PROBLEM TO WORK ON: Search the records for the word "impression" and report each line that has it.

DATASET RECORDS:
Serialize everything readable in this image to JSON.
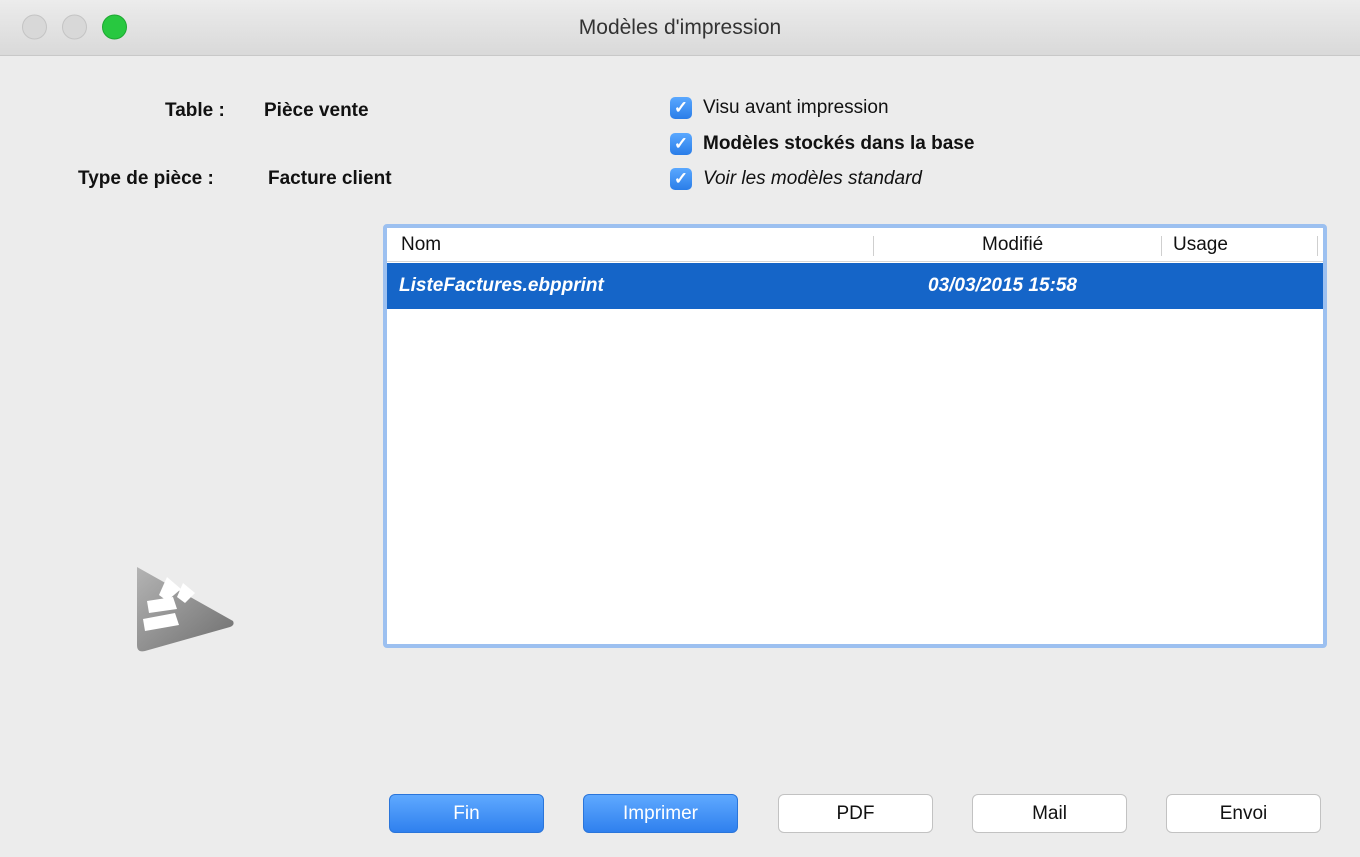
{
  "window": {
    "title": "Modèles d'impression"
  },
  "info": {
    "table_label": "Table :",
    "table_value": "Pièce vente",
    "type_label": "Type de pièce :",
    "type_value": "Facture client"
  },
  "options": [
    {
      "label": "Visu avant impression",
      "checked": true
    },
    {
      "label": "Modèles stockés dans la base",
      "checked": true
    },
    {
      "label": "Voir les modèles standard",
      "checked": true
    }
  ],
  "list": {
    "columns": [
      "Nom",
      "Modifié",
      "Usage"
    ],
    "rows": [
      {
        "nom": "ListeFactures.ebpprint",
        "modifie": "03/03/2015 15:58",
        "usage": "",
        "selected": true
      }
    ]
  },
  "buttons": {
    "fin": "Fin",
    "imprimer": "Imprimer",
    "pdf": "PDF",
    "mail": "Mail",
    "envoi": "Envoi"
  },
  "colors": {
    "accent": "#2f80ee",
    "selection": "#1565c8",
    "zoom_button": "#28c840"
  }
}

RESULT OF THE EXERCISE:
    "title": "Modèles d'impression"
      "label": "Visu avant impression",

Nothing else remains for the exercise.